▸ Tekst:
– Słabnące zaufanie do TFI i masowy odpływ środków z funduszy bezpiecznych pozytywnie nastraja nas do wzrostu zainteresowania polisami z funkcją inwestycyjną. Wycofywane z TFI środki muszą być wszak gdzieś lokowane – mówi Małgorzata Knut, przewodnicząca Zespołu ds. Bancassurance PIU.
Pozytywny trend ma według ubezpieczycieli zostać zachowany i liczą oni, że na koniec roku wartość sprzedanych poprzez banki produktów ubezpieczeniowych w segmencie polis na życie będzie wynosił 22–24 mld zł. Największa część składki, po pierwszym półroczu było to 88 proc., pochodzi z ubezpieczeń inwestycyjnych.
Gorzej jest jednak z wykorzystaniem kanału bancassurance do sprzedaży ubezpieczeń majątkowych. Ich udział w sprzedaży całego segmentu spadł do 6,7 proc. z 8,8, proc. na koniec 2011 r.

▸ Zadania do wykonania:
1) Jaka część składki pochodziła po pierwszym półroczu z ubezpieczeń inwestycyjnych według tekstu o bancassurance?
2) Dopisz dalszy ciąg tekstu o bancassurance, zaczynając od miejsca, w którym się kończy.

▸ Dostarczone materiały:

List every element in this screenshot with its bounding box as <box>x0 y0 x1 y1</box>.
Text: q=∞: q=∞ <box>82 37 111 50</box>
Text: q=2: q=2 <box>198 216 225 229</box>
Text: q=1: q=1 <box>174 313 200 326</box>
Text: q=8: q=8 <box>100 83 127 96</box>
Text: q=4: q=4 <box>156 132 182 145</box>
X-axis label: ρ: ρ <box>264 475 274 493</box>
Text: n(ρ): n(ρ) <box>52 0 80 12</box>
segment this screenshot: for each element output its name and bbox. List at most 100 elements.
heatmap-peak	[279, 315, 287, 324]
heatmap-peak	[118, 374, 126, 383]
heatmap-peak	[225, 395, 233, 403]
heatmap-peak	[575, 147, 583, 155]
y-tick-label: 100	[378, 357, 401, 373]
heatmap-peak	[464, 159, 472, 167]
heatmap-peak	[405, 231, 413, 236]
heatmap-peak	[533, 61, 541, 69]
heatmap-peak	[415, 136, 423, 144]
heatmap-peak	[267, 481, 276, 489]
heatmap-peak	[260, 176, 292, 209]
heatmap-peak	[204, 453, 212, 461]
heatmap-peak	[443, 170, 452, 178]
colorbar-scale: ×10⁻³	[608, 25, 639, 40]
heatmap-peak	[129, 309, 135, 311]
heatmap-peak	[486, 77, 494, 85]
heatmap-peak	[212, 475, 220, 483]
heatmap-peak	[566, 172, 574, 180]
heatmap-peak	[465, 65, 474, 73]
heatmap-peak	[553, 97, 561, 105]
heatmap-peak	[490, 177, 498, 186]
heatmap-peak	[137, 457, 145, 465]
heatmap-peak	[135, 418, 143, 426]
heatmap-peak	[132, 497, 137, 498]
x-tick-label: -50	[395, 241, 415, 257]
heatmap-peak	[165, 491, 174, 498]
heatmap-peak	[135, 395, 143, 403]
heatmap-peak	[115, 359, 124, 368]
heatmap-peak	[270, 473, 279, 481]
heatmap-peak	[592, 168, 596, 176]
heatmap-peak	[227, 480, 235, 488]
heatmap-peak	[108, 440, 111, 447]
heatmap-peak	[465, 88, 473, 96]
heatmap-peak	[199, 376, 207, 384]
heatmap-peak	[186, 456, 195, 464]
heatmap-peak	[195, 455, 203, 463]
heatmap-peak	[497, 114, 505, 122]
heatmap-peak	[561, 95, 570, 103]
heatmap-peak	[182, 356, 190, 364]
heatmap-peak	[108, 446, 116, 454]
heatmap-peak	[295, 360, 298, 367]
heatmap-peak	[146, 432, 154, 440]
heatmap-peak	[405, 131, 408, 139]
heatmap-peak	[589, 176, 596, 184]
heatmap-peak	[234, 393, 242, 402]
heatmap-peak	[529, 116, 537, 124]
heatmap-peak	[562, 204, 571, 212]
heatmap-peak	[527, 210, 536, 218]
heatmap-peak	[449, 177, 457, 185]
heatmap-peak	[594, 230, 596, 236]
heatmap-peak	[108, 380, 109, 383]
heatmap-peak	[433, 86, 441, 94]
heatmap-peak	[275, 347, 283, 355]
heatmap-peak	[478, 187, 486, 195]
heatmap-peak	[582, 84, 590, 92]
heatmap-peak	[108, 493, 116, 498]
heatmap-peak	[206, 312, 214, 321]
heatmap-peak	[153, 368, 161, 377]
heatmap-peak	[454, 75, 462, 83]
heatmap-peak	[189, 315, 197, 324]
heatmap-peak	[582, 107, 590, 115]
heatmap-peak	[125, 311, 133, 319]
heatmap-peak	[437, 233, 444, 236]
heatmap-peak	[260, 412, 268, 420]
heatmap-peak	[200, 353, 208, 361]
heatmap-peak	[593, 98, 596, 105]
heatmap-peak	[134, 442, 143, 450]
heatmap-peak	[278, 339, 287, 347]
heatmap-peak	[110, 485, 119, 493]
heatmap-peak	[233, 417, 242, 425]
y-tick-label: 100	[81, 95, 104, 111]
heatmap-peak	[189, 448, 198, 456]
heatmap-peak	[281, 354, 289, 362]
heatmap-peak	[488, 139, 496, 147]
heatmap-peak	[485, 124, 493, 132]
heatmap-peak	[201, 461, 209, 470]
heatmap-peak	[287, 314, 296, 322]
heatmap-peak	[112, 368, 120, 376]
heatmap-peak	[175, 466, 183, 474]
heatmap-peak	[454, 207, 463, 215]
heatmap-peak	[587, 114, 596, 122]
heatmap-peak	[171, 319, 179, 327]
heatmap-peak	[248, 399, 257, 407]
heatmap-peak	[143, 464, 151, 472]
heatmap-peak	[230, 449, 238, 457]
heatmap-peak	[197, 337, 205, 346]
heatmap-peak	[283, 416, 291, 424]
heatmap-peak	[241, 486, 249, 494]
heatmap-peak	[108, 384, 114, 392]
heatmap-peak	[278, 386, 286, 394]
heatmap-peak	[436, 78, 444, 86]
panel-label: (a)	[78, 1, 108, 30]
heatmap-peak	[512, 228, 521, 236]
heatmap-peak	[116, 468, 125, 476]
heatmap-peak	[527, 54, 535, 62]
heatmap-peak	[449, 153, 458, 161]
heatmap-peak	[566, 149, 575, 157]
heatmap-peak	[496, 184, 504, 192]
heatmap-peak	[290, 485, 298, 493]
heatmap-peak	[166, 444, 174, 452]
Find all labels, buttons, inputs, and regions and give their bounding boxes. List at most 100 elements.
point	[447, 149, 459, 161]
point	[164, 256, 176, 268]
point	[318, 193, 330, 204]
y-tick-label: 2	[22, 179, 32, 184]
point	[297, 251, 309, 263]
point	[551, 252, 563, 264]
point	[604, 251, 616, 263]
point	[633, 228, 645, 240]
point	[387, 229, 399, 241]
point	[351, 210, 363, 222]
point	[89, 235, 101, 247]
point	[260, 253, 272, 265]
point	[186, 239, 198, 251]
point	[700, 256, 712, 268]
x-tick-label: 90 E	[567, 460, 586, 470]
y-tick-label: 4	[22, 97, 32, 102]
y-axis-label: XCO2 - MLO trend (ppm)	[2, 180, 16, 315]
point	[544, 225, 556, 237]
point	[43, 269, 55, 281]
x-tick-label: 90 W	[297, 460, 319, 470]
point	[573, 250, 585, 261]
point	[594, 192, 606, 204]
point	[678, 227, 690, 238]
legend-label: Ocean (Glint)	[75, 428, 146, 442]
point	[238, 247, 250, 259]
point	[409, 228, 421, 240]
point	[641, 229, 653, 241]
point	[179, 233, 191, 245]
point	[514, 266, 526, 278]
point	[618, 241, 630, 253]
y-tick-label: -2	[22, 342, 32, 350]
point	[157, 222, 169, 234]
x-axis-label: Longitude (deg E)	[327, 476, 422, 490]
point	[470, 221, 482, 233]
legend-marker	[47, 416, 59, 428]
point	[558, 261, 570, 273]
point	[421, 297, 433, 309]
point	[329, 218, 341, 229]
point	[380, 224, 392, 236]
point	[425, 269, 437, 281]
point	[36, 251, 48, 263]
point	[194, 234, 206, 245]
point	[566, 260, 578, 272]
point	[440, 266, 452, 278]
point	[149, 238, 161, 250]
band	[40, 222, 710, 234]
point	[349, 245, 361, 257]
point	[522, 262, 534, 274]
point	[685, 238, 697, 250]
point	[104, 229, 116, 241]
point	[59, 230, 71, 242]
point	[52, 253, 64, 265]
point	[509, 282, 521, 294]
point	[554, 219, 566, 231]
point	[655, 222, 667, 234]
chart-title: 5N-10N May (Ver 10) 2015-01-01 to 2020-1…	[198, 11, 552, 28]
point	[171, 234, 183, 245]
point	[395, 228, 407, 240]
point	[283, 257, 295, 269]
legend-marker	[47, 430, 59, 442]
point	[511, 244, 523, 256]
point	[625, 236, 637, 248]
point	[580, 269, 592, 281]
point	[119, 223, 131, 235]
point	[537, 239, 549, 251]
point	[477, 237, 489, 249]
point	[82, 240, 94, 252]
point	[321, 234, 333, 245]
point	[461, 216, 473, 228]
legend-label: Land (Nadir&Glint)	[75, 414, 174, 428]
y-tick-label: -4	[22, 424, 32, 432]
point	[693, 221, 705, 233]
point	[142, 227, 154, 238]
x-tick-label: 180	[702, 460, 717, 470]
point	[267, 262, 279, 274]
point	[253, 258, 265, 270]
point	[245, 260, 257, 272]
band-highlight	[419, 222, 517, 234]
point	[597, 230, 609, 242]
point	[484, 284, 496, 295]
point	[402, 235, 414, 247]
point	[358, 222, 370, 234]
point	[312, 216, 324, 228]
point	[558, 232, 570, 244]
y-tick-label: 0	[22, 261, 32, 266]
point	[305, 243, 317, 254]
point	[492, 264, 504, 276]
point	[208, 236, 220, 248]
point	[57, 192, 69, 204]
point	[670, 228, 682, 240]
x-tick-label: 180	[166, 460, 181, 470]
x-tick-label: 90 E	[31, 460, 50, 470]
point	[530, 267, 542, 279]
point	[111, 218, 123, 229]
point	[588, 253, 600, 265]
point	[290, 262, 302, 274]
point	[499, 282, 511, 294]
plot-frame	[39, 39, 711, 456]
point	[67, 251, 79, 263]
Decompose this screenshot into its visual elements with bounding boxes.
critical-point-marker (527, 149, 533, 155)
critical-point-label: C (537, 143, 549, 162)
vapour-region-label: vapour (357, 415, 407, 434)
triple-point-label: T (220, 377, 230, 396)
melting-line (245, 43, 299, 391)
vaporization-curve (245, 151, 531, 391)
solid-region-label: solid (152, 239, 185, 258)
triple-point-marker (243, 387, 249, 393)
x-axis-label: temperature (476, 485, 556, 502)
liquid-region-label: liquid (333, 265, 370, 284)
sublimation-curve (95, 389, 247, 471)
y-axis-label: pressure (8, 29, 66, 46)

▸ Odpowiedzi:
1) Po pierwszym półroczu było to 88 proc. składki.

2)
– To wynik 6-proc. wzrostu rynku majątkowego, zatem nawet przy 1-proc. poprawie sprzedaży polis poprzez banki ich udział zmniejszył się – komentuje Małgorzata Knut. W sumie firmy majątkowe w pierwszym półroczu sprzedały poprzez bancassurance ubezpieczenia za 9,5 mld zł. Największą ich część, bo blisko 44 proc., stanowiły ubezpieczenia kredytu, gwarancje ubezpieczeniowe i ubezpieczenia ryzyk finansowych.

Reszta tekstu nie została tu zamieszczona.